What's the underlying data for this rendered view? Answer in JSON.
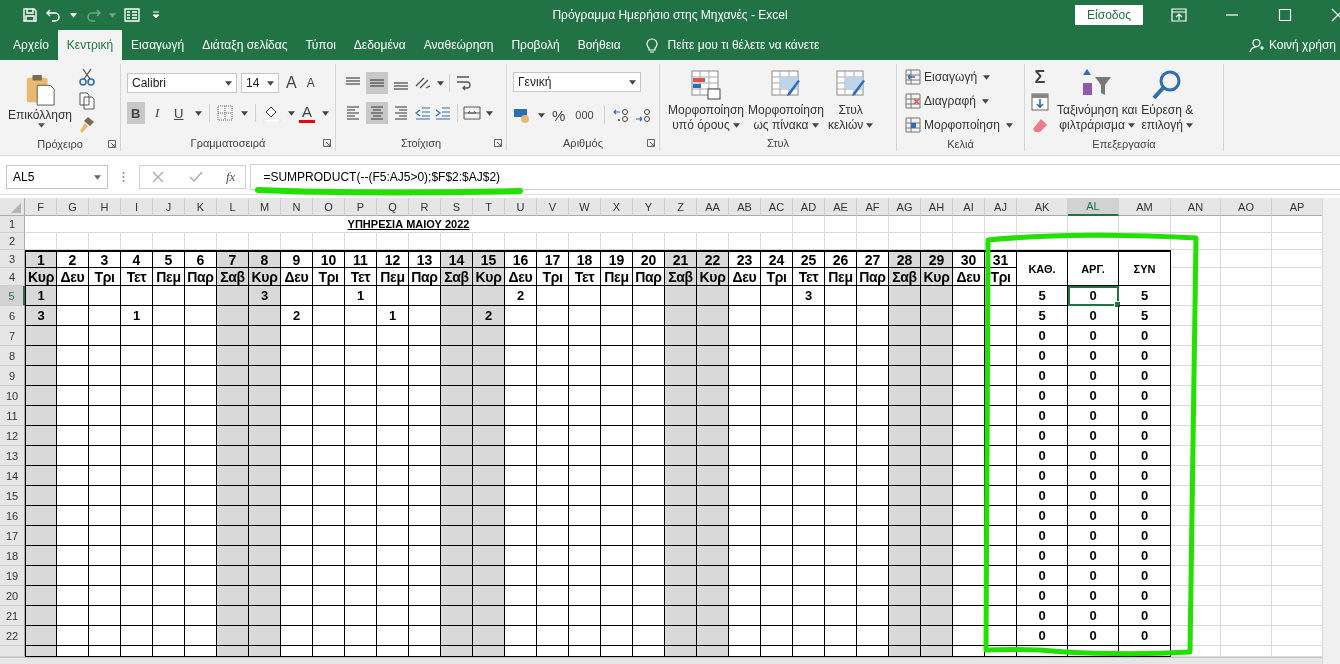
{
  "window": {
    "title": "Πρόγραμμα Ημερήσιο στης Μηχανές  -  Excel",
    "sign_in": "Είσοδος"
  },
  "tabs": [
    {
      "label": "Αρχείο",
      "selected": false
    },
    {
      "label": "Κεντρική",
      "selected": true
    },
    {
      "label": "Εισαγωγή",
      "selected": false
    },
    {
      "label": "Διάταξη σελίδας",
      "selected": false
    },
    {
      "label": "Τύποι",
      "selected": false
    },
    {
      "label": "Δεδομένα",
      "selected": false
    },
    {
      "label": "Αναθεώρηση",
      "selected": false
    },
    {
      "label": "Προβολή",
      "selected": false
    },
    {
      "label": "Βοήθεια",
      "selected": false
    }
  ],
  "tell_me": "Πείτε μου τι θέλετε να κάνετε",
  "share": "Κοινή χρήση",
  "ribbon": {
    "clipboard": {
      "paste": "Επικόλληση",
      "label": "Πρόχειρο"
    },
    "font": {
      "name": "Calibri",
      "size": "14",
      "grow": "A",
      "shrink": "A",
      "color_letter": "A",
      "label": "Γραμματοσειρά",
      "styles": [
        {
          "kind": "bold",
          "label": "B",
          "on": true
        },
        {
          "kind": "italic",
          "label": "I",
          "on": false
        },
        {
          "kind": "underline",
          "label": "U",
          "on": false
        }
      ]
    },
    "alignment": {
      "label": "Στοίχιση",
      "vertical": [
        {
          "kind": "top",
          "selected": false
        },
        {
          "kind": "middle",
          "selected": true
        },
        {
          "kind": "bottom",
          "selected": false
        }
      ],
      "horizontal": [
        {
          "kind": "left",
          "selected": false
        },
        {
          "kind": "center",
          "selected": true
        },
        {
          "kind": "right",
          "selected": false
        }
      ]
    },
    "number": {
      "format": "Γενική",
      "percent": "%",
      "thousands": "000",
      "label": "Αριθμός"
    },
    "styles": {
      "label": "Στυλ",
      "buttons": [
        {
          "lines": [
            "Μορφοποίηση",
            "υπό όρους"
          ]
        },
        {
          "lines": [
            "Μορφοποίηση",
            "ως πίνακα"
          ]
        },
        {
          "lines": [
            "Στυλ",
            "κελιών"
          ]
        }
      ]
    },
    "cells": {
      "label": "Κελιά",
      "buttons": [
        "Εισαγωγή",
        "Διαγραφή",
        "Μορφοποίηση"
      ]
    },
    "editing": {
      "label": "Επεξεργασία",
      "autosum": "Σ",
      "buttons": [
        {
          "lines": [
            "Ταξινόμηση και",
            "φιλτράρισμα"
          ]
        },
        {
          "lines": [
            "Εύρεση &",
            "επιλογή"
          ]
        }
      ]
    }
  },
  "formula_bar": {
    "name_box": "AL5",
    "fx": "fx",
    "formula": "=SUMPRODUCT(--(F5:AJ5>0);$F$2:$AJ$2)"
  },
  "sheet": {
    "columns": [
      {
        "label": "F",
        "selected": false
      },
      {
        "label": "G",
        "selected": false
      },
      {
        "label": "H",
        "selected": false
      },
      {
        "label": "I",
        "selected": false
      },
      {
        "label": "J",
        "selected": false
      },
      {
        "label": "K",
        "selected": false
      },
      {
        "label": "L",
        "selected": false
      },
      {
        "label": "M",
        "selected": false
      },
      {
        "label": "N",
        "selected": false
      },
      {
        "label": "O",
        "selected": false
      },
      {
        "label": "P",
        "selected": false
      },
      {
        "label": "Q",
        "selected": false
      },
      {
        "label": "R",
        "selected": false
      },
      {
        "label": "S",
        "selected": false
      },
      {
        "label": "T",
        "selected": false
      },
      {
        "label": "U",
        "selected": false
      },
      {
        "label": "V",
        "selected": false
      },
      {
        "label": "W",
        "selected": false
      },
      {
        "label": "X",
        "selected": false
      },
      {
        "label": "Y",
        "selected": false
      },
      {
        "label": "Z",
        "selected": false
      },
      {
        "label": "AA",
        "selected": false
      },
      {
        "label": "AB",
        "selected": false
      },
      {
        "label": "AC",
        "selected": false
      },
      {
        "label": "AD",
        "selected": false
      },
      {
        "label": "AE",
        "selected": false
      },
      {
        "label": "AF",
        "selected": false
      },
      {
        "label": "AG",
        "selected": false
      },
      {
        "label": "AH",
        "selected": false
      },
      {
        "label": "AI",
        "selected": false
      },
      {
        "label": "AJ",
        "selected": false
      },
      {
        "label": "AK",
        "selected": false
      },
      {
        "label": "AL",
        "selected": true
      },
      {
        "label": "AM",
        "selected": false
      },
      {
        "label": "AN",
        "selected": false
      },
      {
        "label": "AO",
        "selected": false
      },
      {
        "label": "AP",
        "selected": false
      }
    ],
    "title": "ΥΠΗΡΕΣΙΑ ΜΑΙΟΥ 2022",
    "top_rows": [
      "1",
      "2",
      "3",
      "4"
    ],
    "days": [
      {
        "number": "1",
        "name": "Κυρ",
        "weekend": true
      },
      {
        "number": "2",
        "name": "Δευ",
        "weekend": false
      },
      {
        "number": "3",
        "name": "Τρι",
        "weekend": false
      },
      {
        "number": "4",
        "name": "Τετ",
        "weekend": false
      },
      {
        "number": "5",
        "name": "Πεμ",
        "weekend": false
      },
      {
        "number": "6",
        "name": "Παρ",
        "weekend": false
      },
      {
        "number": "7",
        "name": "Σαβ",
        "weekend": true
      },
      {
        "number": "8",
        "name": "Κυρ",
        "weekend": true
      },
      {
        "number": "9",
        "name": "Δευ",
        "weekend": false
      },
      {
        "number": "10",
        "name": "Τρι",
        "weekend": false
      },
      {
        "number": "11",
        "name": "Τετ",
        "weekend": false
      },
      {
        "number": "12",
        "name": "Πεμ",
        "weekend": false
      },
      {
        "number": "13",
        "name": "Παρ",
        "weekend": false
      },
      {
        "number": "14",
        "name": "Σαβ",
        "weekend": true
      },
      {
        "number": "15",
        "name": "Κυρ",
        "weekend": true
      },
      {
        "number": "16",
        "name": "Δευ",
        "weekend": false
      },
      {
        "number": "17",
        "name": "Τρι",
        "weekend": false
      },
      {
        "number": "18",
        "name": "Τετ",
        "weekend": false
      },
      {
        "number": "19",
        "name": "Πεμ",
        "weekend": false
      },
      {
        "number": "20",
        "name": "Παρ",
        "weekend": false
      },
      {
        "number": "21",
        "name": "Σαβ",
        "weekend": true
      },
      {
        "number": "22",
        "name": "Κυρ",
        "weekend": true
      },
      {
        "number": "23",
        "name": "Δευ",
        "weekend": false
      },
      {
        "number": "24",
        "name": "Τρι",
        "weekend": false
      },
      {
        "number": "25",
        "name": "Τετ",
        "weekend": false
      },
      {
        "number": "26",
        "name": "Πεμ",
        "weekend": false
      },
      {
        "number": "27",
        "name": "Παρ",
        "weekend": false
      },
      {
        "number": "28",
        "name": "Σαβ",
        "weekend": true
      },
      {
        "number": "29",
        "name": "Κυρ",
        "weekend": true
      },
      {
        "number": "30",
        "name": "Δευ",
        "weekend": false
      },
      {
        "number": "31",
        "name": "Τρι",
        "weekend": false
      }
    ],
    "summary_headers": [
      "ΚΑΘ.",
      "ΑΡΓ.",
      "ΣΥΝ"
    ],
    "rows": [
      {
        "number": "5",
        "selected": true,
        "cells": [
          "1",
          null,
          null,
          null,
          null,
          null,
          null,
          "3",
          null,
          null,
          "1",
          null,
          null,
          null,
          null,
          "2",
          null,
          null,
          null,
          null,
          null,
          null,
          null,
          null,
          "3",
          null,
          null,
          null,
          null,
          null,
          null
        ],
        "totals": [
          {
            "value": "5",
            "selected": false
          },
          {
            "value": "0",
            "selected": true
          },
          {
            "value": "5",
            "selected": false
          }
        ]
      },
      {
        "number": "6",
        "selected": false,
        "cells": [
          "3",
          null,
          null,
          "1",
          null,
          null,
          null,
          null,
          "2",
          null,
          null,
          "1",
          null,
          null,
          "2",
          null,
          null,
          null,
          null,
          null,
          null,
          null,
          null,
          null,
          null,
          null,
          null,
          null,
          null,
          null,
          null
        ],
        "totals": [
          {
            "value": "5",
            "selected": false
          },
          {
            "value": "0",
            "selected": false
          },
          {
            "value": "5",
            "selected": false
          }
        ]
      },
      {
        "number": "7",
        "selected": false,
        "cells": [
          null,
          null,
          null,
          null,
          null,
          null,
          null,
          null,
          null,
          null,
          null,
          null,
          null,
          null,
          null,
          null,
          null,
          null,
          null,
          null,
          null,
          null,
          null,
          null,
          null,
          null,
          null,
          null,
          null,
          null,
          null
        ],
        "totals": [
          {
            "value": "0",
            "selected": false
          },
          {
            "value": "0",
            "selected": false
          },
          {
            "value": "0",
            "selected": false
          }
        ]
      },
      {
        "number": "8",
        "selected": false,
        "cells": [
          null,
          null,
          null,
          null,
          null,
          null,
          null,
          null,
          null,
          null,
          null,
          null,
          null,
          null,
          null,
          null,
          null,
          null,
          null,
          null,
          null,
          null,
          null,
          null,
          null,
          null,
          null,
          null,
          null,
          null,
          null
        ],
        "totals": [
          {
            "value": "0",
            "selected": false
          },
          {
            "value": "0",
            "selected": false
          },
          {
            "value": "0",
            "selected": false
          }
        ]
      },
      {
        "number": "9",
        "selected": false,
        "cells": [
          null,
          null,
          null,
          null,
          null,
          null,
          null,
          null,
          null,
          null,
          null,
          null,
          null,
          null,
          null,
          null,
          null,
          null,
          null,
          null,
          null,
          null,
          null,
          null,
          null,
          null,
          null,
          null,
          null,
          null,
          null
        ],
        "totals": [
          {
            "value": "0",
            "selected": false
          },
          {
            "value": "0",
            "selected": false
          },
          {
            "value": "0",
            "selected": false
          }
        ]
      },
      {
        "number": "10",
        "selected": false,
        "cells": [
          null,
          null,
          null,
          null,
          null,
          null,
          null,
          null,
          null,
          null,
          null,
          null,
          null,
          null,
          null,
          null,
          null,
          null,
          null,
          null,
          null,
          null,
          null,
          null,
          null,
          null,
          null,
          null,
          null,
          null,
          null
        ],
        "totals": [
          {
            "value": "0",
            "selected": false
          },
          {
            "value": "0",
            "selected": false
          },
          {
            "value": "0",
            "selected": false
          }
        ]
      },
      {
        "number": "11",
        "selected": false,
        "cells": [
          null,
          null,
          null,
          null,
          null,
          null,
          null,
          null,
          null,
          null,
          null,
          null,
          null,
          null,
          null,
          null,
          null,
          null,
          null,
          null,
          null,
          null,
          null,
          null,
          null,
          null,
          null,
          null,
          null,
          null,
          null
        ],
        "totals": [
          {
            "value": "0",
            "selected": false
          },
          {
            "value": "0",
            "selected": false
          },
          {
            "value": "0",
            "selected": false
          }
        ]
      },
      {
        "number": "12",
        "selected": false,
        "cells": [
          null,
          null,
          null,
          null,
          null,
          null,
          null,
          null,
          null,
          null,
          null,
          null,
          null,
          null,
          null,
          null,
          null,
          null,
          null,
          null,
          null,
          null,
          null,
          null,
          null,
          null,
          null,
          null,
          null,
          null,
          null
        ],
        "totals": [
          {
            "value": "0",
            "selected": false
          },
          {
            "value": "0",
            "selected": false
          },
          {
            "value": "0",
            "selected": false
          }
        ]
      },
      {
        "number": "13",
        "selected": false,
        "cells": [
          null,
          null,
          null,
          null,
          null,
          null,
          null,
          null,
          null,
          null,
          null,
          null,
          null,
          null,
          null,
          null,
          null,
          null,
          null,
          null,
          null,
          null,
          null,
          null,
          null,
          null,
          null,
          null,
          null,
          null,
          null
        ],
        "totals": [
          {
            "value": "0",
            "selected": false
          },
          {
            "value": "0",
            "selected": false
          },
          {
            "value": "0",
            "selected": false
          }
        ]
      },
      {
        "number": "14",
        "selected": false,
        "cells": [
          null,
          null,
          null,
          null,
          null,
          null,
          null,
          null,
          null,
          null,
          null,
          null,
          null,
          null,
          null,
          null,
          null,
          null,
          null,
          null,
          null,
          null,
          null,
          null,
          null,
          null,
          null,
          null,
          null,
          null,
          null
        ],
        "totals": [
          {
            "value": "0",
            "selected": false
          },
          {
            "value": "0",
            "selected": false
          },
          {
            "value": "0",
            "selected": false
          }
        ]
      },
      {
        "number": "15",
        "selected": false,
        "cells": [
          null,
          null,
          null,
          null,
          null,
          null,
          null,
          null,
          null,
          null,
          null,
          null,
          null,
          null,
          null,
          null,
          null,
          null,
          null,
          null,
          null,
          null,
          null,
          null,
          null,
          null,
          null,
          null,
          null,
          null,
          null
        ],
        "totals": [
          {
            "value": "0",
            "selected": false
          },
          {
            "value": "0",
            "selected": false
          },
          {
            "value": "0",
            "selected": false
          }
        ]
      },
      {
        "number": "16",
        "selected": false,
        "cells": [
          null,
          null,
          null,
          null,
          null,
          null,
          null,
          null,
          null,
          null,
          null,
          null,
          null,
          null,
          null,
          null,
          null,
          null,
          null,
          null,
          null,
          null,
          null,
          null,
          null,
          null,
          null,
          null,
          null,
          null,
          null
        ],
        "totals": [
          {
            "value": "0",
            "selected": false
          },
          {
            "value": "0",
            "selected": false
          },
          {
            "value": "0",
            "selected": false
          }
        ]
      },
      {
        "number": "17",
        "selected": false,
        "cells": [
          null,
          null,
          null,
          null,
          null,
          null,
          null,
          null,
          null,
          null,
          null,
          null,
          null,
          null,
          null,
          null,
          null,
          null,
          null,
          null,
          null,
          null,
          null,
          null,
          null,
          null,
          null,
          null,
          null,
          null,
          null
        ],
        "totals": [
          {
            "value": "0",
            "selected": false
          },
          {
            "value": "0",
            "selected": false
          },
          {
            "value": "0",
            "selected": false
          }
        ]
      },
      {
        "number": "18",
        "selected": false,
        "cells": [
          null,
          null,
          null,
          null,
          null,
          null,
          null,
          null,
          null,
          null,
          null,
          null,
          null,
          null,
          null,
          null,
          null,
          null,
          null,
          null,
          null,
          null,
          null,
          null,
          null,
          null,
          null,
          null,
          null,
          null,
          null
        ],
        "totals": [
          {
            "value": "0",
            "selected": false
          },
          {
            "value": "0",
            "selected": false
          },
          {
            "value": "0",
            "selected": false
          }
        ]
      },
      {
        "number": "19",
        "selected": false,
        "cells": [
          null,
          null,
          null,
          null,
          null,
          null,
          null,
          null,
          null,
          null,
          null,
          null,
          null,
          null,
          null,
          null,
          null,
          null,
          null,
          null,
          null,
          null,
          null,
          null,
          null,
          null,
          null,
          null,
          null,
          null,
          null
        ],
        "totals": [
          {
            "value": "0",
            "selected": false
          },
          {
            "value": "0",
            "selected": false
          },
          {
            "value": "0",
            "selected": false
          }
        ]
      },
      {
        "number": "20",
        "selected": false,
        "cells": [
          null,
          null,
          null,
          null,
          null,
          null,
          null,
          null,
          null,
          null,
          null,
          null,
          null,
          null,
          null,
          null,
          null,
          null,
          null,
          null,
          null,
          null,
          null,
          null,
          null,
          null,
          null,
          null,
          null,
          null,
          null
        ],
        "totals": [
          {
            "value": "0",
            "selected": false
          },
          {
            "value": "0",
            "selected": false
          },
          {
            "value": "0",
            "selected": false
          }
        ]
      },
      {
        "number": "21",
        "selected": false,
        "cells": [
          null,
          null,
          null,
          null,
          null,
          null,
          null,
          null,
          null,
          null,
          null,
          null,
          null,
          null,
          null,
          null,
          null,
          null,
          null,
          null,
          null,
          null,
          null,
          null,
          null,
          null,
          null,
          null,
          null,
          null,
          null
        ],
        "totals": [
          {
            "value": "0",
            "selected": false
          },
          {
            "value": "0",
            "selected": false
          },
          {
            "value": "0",
            "selected": false
          }
        ]
      },
      {
        "number": "22",
        "selected": false,
        "cells": [
          null,
          null,
          null,
          null,
          null,
          null,
          null,
          null,
          null,
          null,
          null,
          null,
          null,
          null,
          null,
          null,
          null,
          null,
          null,
          null,
          null,
          null,
          null,
          null,
          null,
          null,
          null,
          null,
          null,
          null,
          null
        ],
        "totals": [
          {
            "value": "0",
            "selected": false
          },
          {
            "value": "0",
            "selected": false
          },
          {
            "value": "0",
            "selected": false
          }
        ]
      }
    ]
  }
}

-.-.-

*What to do:* Find every line that has "title" in it, then return those lines.

*Output for this exercise:*
    "title": "Πρόγραμμα Ημερήσιο στης Μηχανές  -  Excel",
    "title": "ΥΠΗΡΕΣΙΑ ΜΑΙΟΥ 2022",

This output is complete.